Collected data:
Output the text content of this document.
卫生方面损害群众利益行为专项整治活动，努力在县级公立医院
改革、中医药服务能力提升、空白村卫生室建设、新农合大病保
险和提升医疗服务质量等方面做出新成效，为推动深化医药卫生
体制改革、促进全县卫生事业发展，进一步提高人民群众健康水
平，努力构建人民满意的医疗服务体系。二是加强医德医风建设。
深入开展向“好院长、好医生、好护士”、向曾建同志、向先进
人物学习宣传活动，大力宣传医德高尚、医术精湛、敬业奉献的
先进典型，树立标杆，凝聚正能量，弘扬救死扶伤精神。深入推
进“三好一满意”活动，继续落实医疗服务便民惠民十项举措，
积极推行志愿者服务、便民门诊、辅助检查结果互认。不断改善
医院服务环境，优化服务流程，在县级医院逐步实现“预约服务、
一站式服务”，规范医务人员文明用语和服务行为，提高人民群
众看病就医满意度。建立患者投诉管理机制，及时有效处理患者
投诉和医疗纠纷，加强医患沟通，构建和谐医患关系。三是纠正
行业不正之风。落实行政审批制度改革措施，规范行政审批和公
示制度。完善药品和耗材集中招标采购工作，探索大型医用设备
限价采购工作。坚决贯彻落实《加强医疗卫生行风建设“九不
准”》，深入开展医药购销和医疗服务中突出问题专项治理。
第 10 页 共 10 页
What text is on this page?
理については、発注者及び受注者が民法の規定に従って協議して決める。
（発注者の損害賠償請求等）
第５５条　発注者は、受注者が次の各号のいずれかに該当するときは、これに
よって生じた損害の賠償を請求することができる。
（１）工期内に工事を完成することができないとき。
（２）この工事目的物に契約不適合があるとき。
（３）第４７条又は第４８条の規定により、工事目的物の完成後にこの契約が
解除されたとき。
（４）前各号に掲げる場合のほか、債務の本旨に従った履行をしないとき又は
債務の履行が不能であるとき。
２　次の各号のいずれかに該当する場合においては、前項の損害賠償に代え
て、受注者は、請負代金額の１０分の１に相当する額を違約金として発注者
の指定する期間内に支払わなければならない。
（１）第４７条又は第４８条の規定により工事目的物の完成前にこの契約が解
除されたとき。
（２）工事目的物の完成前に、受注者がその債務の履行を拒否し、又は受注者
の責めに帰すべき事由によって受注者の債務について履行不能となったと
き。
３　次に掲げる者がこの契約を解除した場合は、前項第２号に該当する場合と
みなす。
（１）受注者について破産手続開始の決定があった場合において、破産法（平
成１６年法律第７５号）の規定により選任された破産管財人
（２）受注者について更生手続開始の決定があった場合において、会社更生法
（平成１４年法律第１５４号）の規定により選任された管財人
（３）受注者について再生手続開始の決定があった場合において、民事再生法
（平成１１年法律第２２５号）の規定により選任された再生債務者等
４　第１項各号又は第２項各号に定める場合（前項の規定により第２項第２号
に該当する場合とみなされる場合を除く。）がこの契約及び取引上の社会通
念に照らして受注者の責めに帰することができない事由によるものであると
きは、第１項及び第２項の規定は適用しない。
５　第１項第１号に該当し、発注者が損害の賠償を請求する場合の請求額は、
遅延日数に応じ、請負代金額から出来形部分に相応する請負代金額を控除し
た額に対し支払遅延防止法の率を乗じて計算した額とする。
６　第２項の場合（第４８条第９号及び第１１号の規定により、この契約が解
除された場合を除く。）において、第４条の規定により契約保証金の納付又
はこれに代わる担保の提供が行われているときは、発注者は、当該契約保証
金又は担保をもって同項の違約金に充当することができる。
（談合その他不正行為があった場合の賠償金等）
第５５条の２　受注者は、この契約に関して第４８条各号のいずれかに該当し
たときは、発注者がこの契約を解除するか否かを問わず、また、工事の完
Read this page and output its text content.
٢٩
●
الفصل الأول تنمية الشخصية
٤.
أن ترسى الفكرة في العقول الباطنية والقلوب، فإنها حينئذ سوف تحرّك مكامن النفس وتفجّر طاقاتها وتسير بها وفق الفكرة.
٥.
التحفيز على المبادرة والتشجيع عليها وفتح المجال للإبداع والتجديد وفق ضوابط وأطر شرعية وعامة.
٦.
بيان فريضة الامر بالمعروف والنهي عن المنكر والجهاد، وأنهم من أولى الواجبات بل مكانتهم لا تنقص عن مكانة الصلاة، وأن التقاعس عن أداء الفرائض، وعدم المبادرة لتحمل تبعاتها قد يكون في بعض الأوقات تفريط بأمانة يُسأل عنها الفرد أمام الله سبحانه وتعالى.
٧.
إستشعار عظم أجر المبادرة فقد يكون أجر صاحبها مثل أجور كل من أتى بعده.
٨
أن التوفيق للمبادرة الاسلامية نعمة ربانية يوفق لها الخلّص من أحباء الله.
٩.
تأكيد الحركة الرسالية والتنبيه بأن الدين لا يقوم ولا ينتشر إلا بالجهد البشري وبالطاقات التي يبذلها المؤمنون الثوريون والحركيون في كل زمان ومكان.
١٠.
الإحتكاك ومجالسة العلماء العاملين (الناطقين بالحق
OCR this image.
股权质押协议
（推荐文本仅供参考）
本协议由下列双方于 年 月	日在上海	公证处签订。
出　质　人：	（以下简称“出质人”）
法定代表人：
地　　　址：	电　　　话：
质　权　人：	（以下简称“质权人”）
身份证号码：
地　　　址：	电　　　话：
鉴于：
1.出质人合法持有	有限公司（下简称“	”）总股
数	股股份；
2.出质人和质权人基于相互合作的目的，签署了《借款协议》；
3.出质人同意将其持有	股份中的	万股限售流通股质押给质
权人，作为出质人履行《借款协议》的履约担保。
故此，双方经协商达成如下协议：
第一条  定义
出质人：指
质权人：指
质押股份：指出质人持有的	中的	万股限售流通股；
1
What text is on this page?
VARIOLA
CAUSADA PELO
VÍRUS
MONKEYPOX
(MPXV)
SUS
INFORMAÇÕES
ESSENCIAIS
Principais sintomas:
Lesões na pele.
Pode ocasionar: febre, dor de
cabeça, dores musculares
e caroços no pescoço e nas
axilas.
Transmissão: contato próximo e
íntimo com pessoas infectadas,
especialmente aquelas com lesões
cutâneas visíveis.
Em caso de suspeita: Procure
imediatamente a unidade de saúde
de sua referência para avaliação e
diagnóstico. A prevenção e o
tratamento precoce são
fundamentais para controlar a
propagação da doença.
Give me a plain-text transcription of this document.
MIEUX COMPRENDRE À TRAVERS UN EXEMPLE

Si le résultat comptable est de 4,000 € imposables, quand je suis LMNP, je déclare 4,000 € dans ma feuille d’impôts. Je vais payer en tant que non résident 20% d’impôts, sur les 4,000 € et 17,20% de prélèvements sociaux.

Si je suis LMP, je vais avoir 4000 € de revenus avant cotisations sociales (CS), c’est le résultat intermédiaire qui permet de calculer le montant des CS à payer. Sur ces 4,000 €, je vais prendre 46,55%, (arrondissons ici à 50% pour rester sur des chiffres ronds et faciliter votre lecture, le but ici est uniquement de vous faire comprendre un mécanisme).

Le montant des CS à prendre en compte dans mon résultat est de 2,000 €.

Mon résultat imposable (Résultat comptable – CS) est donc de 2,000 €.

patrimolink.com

WHAT YOU SHOULD DO:
All lines in the data that contain the word "suis" should be copied.

RIGHT ANSWER:
Si le résultat comptable est de 4,000 € imposables, quand je suis LMNP, je déclare 4,000 € dans ma feuille d’impôts. Je vais payer en tant que non résident 20% d’impôts, sur les 4,000 € et 17,20% de prélèvements sociaux.
Si je suis LMP, je vais avoir 4000 € de revenus avant cotisations sociales (CS), c’est le résultat intermédiaire qui permet de calculer le montant des CS à payer. Sur ces 4,000 €, je vais prendre 46,55%, (arrondissons ici à 50% pour rester sur des chiffres ronds et faciliter votre lecture, le but ici est uniquement de vous faire comprendre un mécanisme).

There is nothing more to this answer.